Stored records
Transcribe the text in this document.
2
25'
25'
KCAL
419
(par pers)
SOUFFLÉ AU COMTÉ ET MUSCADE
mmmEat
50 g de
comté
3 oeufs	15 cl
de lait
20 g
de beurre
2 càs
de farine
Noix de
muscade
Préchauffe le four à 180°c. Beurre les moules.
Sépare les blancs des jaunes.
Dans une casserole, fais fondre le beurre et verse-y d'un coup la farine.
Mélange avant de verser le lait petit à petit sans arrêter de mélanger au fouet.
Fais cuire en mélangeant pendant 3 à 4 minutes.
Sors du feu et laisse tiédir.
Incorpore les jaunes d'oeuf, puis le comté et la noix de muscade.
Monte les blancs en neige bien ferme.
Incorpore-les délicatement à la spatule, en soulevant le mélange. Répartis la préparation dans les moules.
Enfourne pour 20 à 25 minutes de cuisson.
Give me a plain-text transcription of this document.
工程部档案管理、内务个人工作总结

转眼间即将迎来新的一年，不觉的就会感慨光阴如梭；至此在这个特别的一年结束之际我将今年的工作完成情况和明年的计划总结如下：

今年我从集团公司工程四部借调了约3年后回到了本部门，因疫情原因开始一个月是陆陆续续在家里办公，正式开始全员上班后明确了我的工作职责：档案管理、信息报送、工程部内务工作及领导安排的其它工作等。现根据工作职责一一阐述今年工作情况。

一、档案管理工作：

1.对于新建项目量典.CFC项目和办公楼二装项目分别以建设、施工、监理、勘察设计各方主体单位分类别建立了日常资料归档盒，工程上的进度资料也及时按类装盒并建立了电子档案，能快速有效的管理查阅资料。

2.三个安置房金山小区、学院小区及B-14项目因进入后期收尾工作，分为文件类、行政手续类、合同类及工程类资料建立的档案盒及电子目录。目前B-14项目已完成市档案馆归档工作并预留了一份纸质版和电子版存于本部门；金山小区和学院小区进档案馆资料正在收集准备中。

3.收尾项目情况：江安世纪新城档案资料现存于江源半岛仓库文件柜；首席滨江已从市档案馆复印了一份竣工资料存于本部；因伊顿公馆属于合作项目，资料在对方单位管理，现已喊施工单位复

*Task instructions*. Set down all of the entries exactly, please.

*Answer to this task*.
Transcribe the text in this document.
2
25'
25'
KCAL
419
(par pers)
SOUFFLÉ AU COMTÉ ET MUSCADE
mmmEat
50 g de
comté
3 oeufs	15 cl
de lait
20 g
de beurre
2 càs
de farine
Noix de
muscade
Préchauffe le four à 180°c. Beurre les moules.
Sépare les blancs des jaunes.
Dans une casserole, fais fondre le beurre et verse-y d'un coup la farine.
Mélange avant de verser le lait petit à petit sans arrêter de mélanger au fouet.
Fais cuire en mélangeant pendant 3 à 4 minutes.
Sors du feu et laisse tiédir.
Incorpore les jaunes d'oeuf, puis le comté et la noix de muscade.
Monte les blancs en neige bien ferme.
Incorpore-les délicatement à la spatule, en soulevant le mélange. Répartis la préparation dans les moules.
Enfourne pour 20 à 25 minutes de cuisson.
Give me a plain-text transcription of this document.
工程部档案管理、内务个人工作总结

转眼间即将迎来新的一年，不觉的就会感慨光阴如梭；至此在这个特别的一年结束之际我将今年的工作完成情况和明年的计划总结如下：

今年我从集团公司工程四部借调了约3年后回到了本部门，因疫情原因开始一个月是陆陆续续在家里办公，正式开始全员上班后明确了我的工作职责：档案管理、信息报送、工程部内务工作及领导安排的其它工作等。现根据工作职责一一阐述今年工作情况。

一、档案管理工作：

1.对于新建项目量典.CFC项目和办公楼二装项目分别以建设、施工、监理、勘察设计各方主体单位分类别建立了日常资料归档盒，工程上的进度资料也及时按类装盒并建立了电子档案，能快速有效的管理查阅资料。

2.三个安置房金山小区、学院小区及B-14项目因进入后期收尾工作，分为文件类、行政手续类、合同类及工程类资料建立的档案盒及电子目录。目前B-14项目已完成市档案馆归档工作并预留了一份纸质版和电子版存于本部门；金山小区和学院小区进档案馆资料正在收集准备中。

3.收尾项目情况：江安世纪新城档案资料现存于江源半岛仓库文件柜；首席滨江已从市档案馆复印了一份竣工资料存于本部；因伊顿公馆属于合作项目，资料在对方单位管理，现已喊施工单位复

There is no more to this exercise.